▸ WHAT IS EXPECTED: Output every entry exactly as written, but omit the pictures.

▸ PROVIDED RECORDS:
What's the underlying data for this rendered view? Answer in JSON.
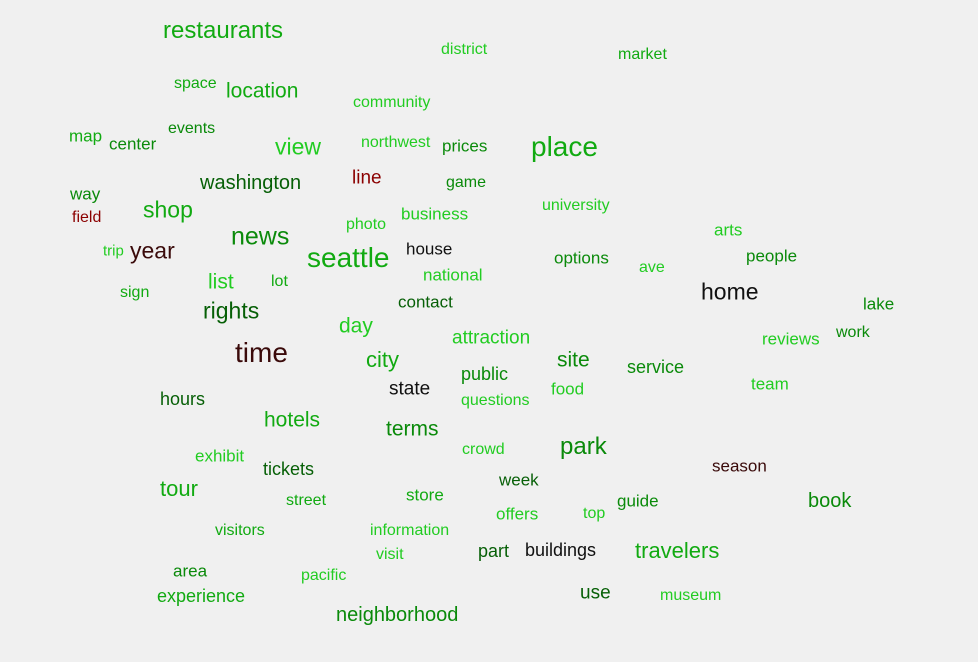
{
  "colors": {
    "background": "#f0f0f0",
    "bright_green": "#22cc22",
    "green": "#11aa11",
    "mid_green": "#0a8a0a",
    "dark_green": "#065f06",
    "dark_red": "#8b0000",
    "dark_brown": "#3a0a0a",
    "black": "#101010"
  },
  "words": [
    {
      "text": "restaurants",
      "color": "#11aa11"
    },
    {
      "text": "district",
      "color": "#22cc22"
    },
    {
      "text": "market",
      "color": "#11aa11"
    },
    {
      "text": "space",
      "color": "#11aa11"
    },
    {
      "text": "location",
      "color": "#11aa11"
    },
    {
      "text": "community",
      "color": "#22cc22"
    },
    {
      "text": "map",
      "color": "#11aa11"
    },
    {
      "text": "center",
      "color": "#0a8a0a"
    },
    {
      "text": "events",
      "color": "#0a8a0a"
    },
    {
      "text": "view",
      "color": "#22cc22"
    },
    {
      "text": "northwest",
      "color": "#22cc22"
    },
    {
      "text": "prices",
      "color": "#0a8a0a"
    },
    {
      "text": "place",
      "color": "#11aa11"
    },
    {
      "text": "way",
      "color": "#0a8a0a"
    },
    {
      "text": "washington",
      "color": "#065f06"
    },
    {
      "text": "line",
      "color": "#8b0000"
    },
    {
      "text": "game",
      "color": "#0a8a0a"
    },
    {
      "text": "field",
      "color": "#8b0000"
    },
    {
      "text": "shop",
      "color": "#11aa11"
    },
    {
      "text": "business",
      "color": "#22cc22"
    },
    {
      "text": "university",
      "color": "#22cc22"
    },
    {
      "text": "photo",
      "color": "#22cc22"
    },
    {
      "text": "arts",
      "color": "#22cc22"
    },
    {
      "text": "trip",
      "color": "#22cc22"
    },
    {
      "text": "year",
      "color": "#3a0a0a"
    },
    {
      "text": "news",
      "color": "#0a8a0a"
    },
    {
      "text": "seattle",
      "color": "#11aa11"
    },
    {
      "text": "house",
      "color": "#101010"
    },
    {
      "text": "options",
      "color": "#0a8a0a"
    },
    {
      "text": "people",
      "color": "#0a8a0a"
    },
    {
      "text": "ave",
      "color": "#22cc22"
    },
    {
      "text": "list",
      "color": "#22cc22"
    },
    {
      "text": "lot",
      "color": "#11aa11"
    },
    {
      "text": "national",
      "color": "#22cc22"
    },
    {
      "text": "sign",
      "color": "#11aa11"
    },
    {
      "text": "home",
      "color": "#101010"
    },
    {
      "text": "contact",
      "color": "#065f06"
    },
    {
      "text": "lake",
      "color": "#0a8a0a"
    },
    {
      "text": "rights",
      "color": "#065f06"
    },
    {
      "text": "day",
      "color": "#22cc22"
    },
    {
      "text": "work",
      "color": "#0a8a0a"
    },
    {
      "text": "attraction",
      "color": "#22cc22"
    },
    {
      "text": "reviews",
      "color": "#22cc22"
    },
    {
      "text": "time",
      "color": "#3a0a0a"
    },
    {
      "text": "city",
      "color": "#11aa11"
    },
    {
      "text": "site",
      "color": "#0a8a0a"
    },
    {
      "text": "service",
      "color": "#0a8a0a"
    },
    {
      "text": "public",
      "color": "#0a8a0a"
    },
    {
      "text": "team",
      "color": "#22cc22"
    },
    {
      "text": "state",
      "color": "#101010"
    },
    {
      "text": "food",
      "color": "#22cc22"
    },
    {
      "text": "hours",
      "color": "#065f06"
    },
    {
      "text": "questions",
      "color": "#22cc22"
    },
    {
      "text": "hotels",
      "color": "#11aa11"
    },
    {
      "text": "terms",
      "color": "#0a8a0a"
    },
    {
      "text": "park",
      "color": "#0a8a0a"
    },
    {
      "text": "crowd",
      "color": "#22cc22"
    },
    {
      "text": "exhibit",
      "color": "#22cc22"
    },
    {
      "text": "season",
      "color": "#3a0a0a"
    },
    {
      "text": "tickets",
      "color": "#065f06"
    },
    {
      "text": "week",
      "color": "#065f06"
    },
    {
      "text": "tour",
      "color": "#11aa11"
    },
    {
      "text": "street",
      "color": "#11aa11"
    },
    {
      "text": "store",
      "color": "#11aa11"
    },
    {
      "text": "guide",
      "color": "#0a8a0a"
    },
    {
      "text": "book",
      "color": "#0a8a0a"
    },
    {
      "text": "offers",
      "color": "#22cc22"
    },
    {
      "text": "top",
      "color": "#22cc22"
    },
    {
      "text": "visitors",
      "color": "#11aa11"
    },
    {
      "text": "information",
      "color": "#22cc22"
    },
    {
      "text": "part",
      "color": "#065f06"
    },
    {
      "text": "buildings",
      "color": "#101010"
    },
    {
      "text": "travelers",
      "color": "#11aa11"
    },
    {
      "text": "visit",
      "color": "#22cc22"
    },
    {
      "text": "area",
      "color": "#0a8a0a"
    },
    {
      "text": "pacific",
      "color": "#22cc22"
    },
    {
      "text": "experience",
      "color": "#11aa11"
    },
    {
      "text": "use",
      "color": "#065f06"
    },
    {
      "text": "museum",
      "color": "#22cc22"
    },
    {
      "text": "neighborhood",
      "color": "#0a8a0a"
    }
  ]
}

▸ REPLY:
What's the underlying data for this rendered view? Answer in JSON.
{
  "colors": {
    "background": "#f0f0f0",
    "bright_green": "#22cc22",
    "green": "#11aa11",
    "mid_green": "#0a8a0a",
    "dark_green": "#065f06",
    "dark_red": "#8b0000",
    "dark_brown": "#3a0a0a",
    "black": "#101010"
  },
  "words": [
    {
      "text": "restaurants",
      "color": "#11aa11"
    },
    {
      "text": "district",
      "color": "#22cc22"
    },
    {
      "text": "market",
      "color": "#11aa11"
    },
    {
      "text": "space",
      "color": "#11aa11"
    },
    {
      "text": "location",
      "color": "#11aa11"
    },
    {
      "text": "community",
      "color": "#22cc22"
    },
    {
      "text": "map",
      "color": "#11aa11"
    },
    {
      "text": "center",
      "color": "#0a8a0a"
    },
    {
      "text": "events",
      "color": "#0a8a0a"
    },
    {
      "text": "view",
      "color": "#22cc22"
    },
    {
      "text": "northwest",
      "color": "#22cc22"
    },
    {
      "text": "prices",
      "color": "#0a8a0a"
    },
    {
      "text": "place",
      "color": "#11aa11"
    },
    {
      "text": "way",
      "color": "#0a8a0a"
    },
    {
      "text": "washington",
      "color": "#065f06"
    },
    {
      "text": "line",
      "color": "#8b0000"
    },
    {
      "text": "game",
      "color": "#0a8a0a"
    },
    {
      "text": "field",
      "color": "#8b0000"
    },
    {
      "text": "shop",
      "color": "#11aa11"
    },
    {
      "text": "business",
      "color": "#22cc22"
    },
    {
      "text": "university",
      "color": "#22cc22"
    },
    {
      "text": "photo",
      "color": "#22cc22"
    },
    {
      "text": "arts",
      "color": "#22cc22"
    },
    {
      "text": "trip",
      "color": "#22cc22"
    },
    {
      "text": "year",
      "color": "#3a0a0a"
    },
    {
      "text": "news",
      "color": "#0a8a0a"
    },
    {
      "text": "seattle",
      "color": "#11aa11"
    },
    {
      "text": "house",
      "color": "#101010"
    },
    {
      "text": "options",
      "color": "#0a8a0a"
    },
    {
      "text": "people",
      "color": "#0a8a0a"
    },
    {
      "text": "ave",
      "color": "#22cc22"
    },
    {
      "text": "list",
      "color": "#22cc22"
    },
    {
      "text": "lot",
      "color": "#11aa11"
    },
    {
      "text": "national",
      "color": "#22cc22"
    },
    {
      "text": "sign",
      "color": "#11aa11"
    },
    {
      "text": "home",
      "color": "#101010"
    },
    {
      "text": "contact",
      "color": "#065f06"
    },
    {
      "text": "lake",
      "color": "#0a8a0a"
    },
    {
      "text": "rights",
      "color": "#065f06"
    },
    {
      "text": "day",
      "color": "#22cc22"
    },
    {
      "text": "work",
      "color": "#0a8a0a"
    },
    {
      "text": "attraction",
      "color": "#22cc22"
    },
    {
      "text": "reviews",
      "color": "#22cc22"
    },
    {
      "text": "time",
      "color": "#3a0a0a"
    },
    {
      "text": "city",
      "color": "#11aa11"
    },
    {
      "text": "site",
      "color": "#0a8a0a"
    },
    {
      "text": "service",
      "color": "#0a8a0a"
    },
    {
      "text": "public",
      "color": "#0a8a0a"
    },
    {
      "text": "team",
      "color": "#22cc22"
    },
    {
      "text": "state",
      "color": "#101010"
    },
    {
      "text": "food",
      "color": "#22cc22"
    },
    {
      "text": "hours",
      "color": "#065f06"
    },
    {
      "text": "questions",
      "color": "#22cc22"
    },
    {
      "text": "hotels",
      "color": "#11aa11"
    },
    {
      "text": "terms",
      "color": "#0a8a0a"
    },
    {
      "text": "park",
      "color": "#0a8a0a"
    },
    {
      "text": "crowd",
      "color": "#22cc22"
    },
    {
      "text": "exhibit",
      "color": "#22cc22"
    },
    {
      "text": "season",
      "color": "#3a0a0a"
    },
    {
      "text": "tickets",
      "color": "#065f06"
    },
    {
      "text": "week",
      "color": "#065f06"
    },
    {
      "text": "tour",
      "color": "#11aa11"
    },
    {
      "text": "street",
      "color": "#11aa11"
    },
    {
      "text": "store",
      "color": "#11aa11"
    },
    {
      "text": "guide",
      "color": "#0a8a0a"
    },
    {
      "text": "book",
      "color": "#0a8a0a"
    },
    {
      "text": "offers",
      "color": "#22cc22"
    },
    {
      "text": "top",
      "color": "#22cc22"
    },
    {
      "text": "visitors",
      "color": "#11aa11"
    },
    {
      "text": "information",
      "color": "#22cc22"
    },
    {
      "text": "part",
      "color": "#065f06"
    },
    {
      "text": "buildings",
      "color": "#101010"
    },
    {
      "text": "travelers",
      "color": "#11aa11"
    },
    {
      "text": "visit",
      "color": "#22cc22"
    },
    {
      "text": "area",
      "color": "#0a8a0a"
    },
    {
      "text": "pacific",
      "color": "#22cc22"
    },
    {
      "text": "experience",
      "color": "#11aa11"
    },
    {
      "text": "use",
      "color": "#065f06"
    },
    {
      "text": "museum",
      "color": "#22cc22"
    },
    {
      "text": "neighborhood",
      "color": "#0a8a0a"
    }
  ]
}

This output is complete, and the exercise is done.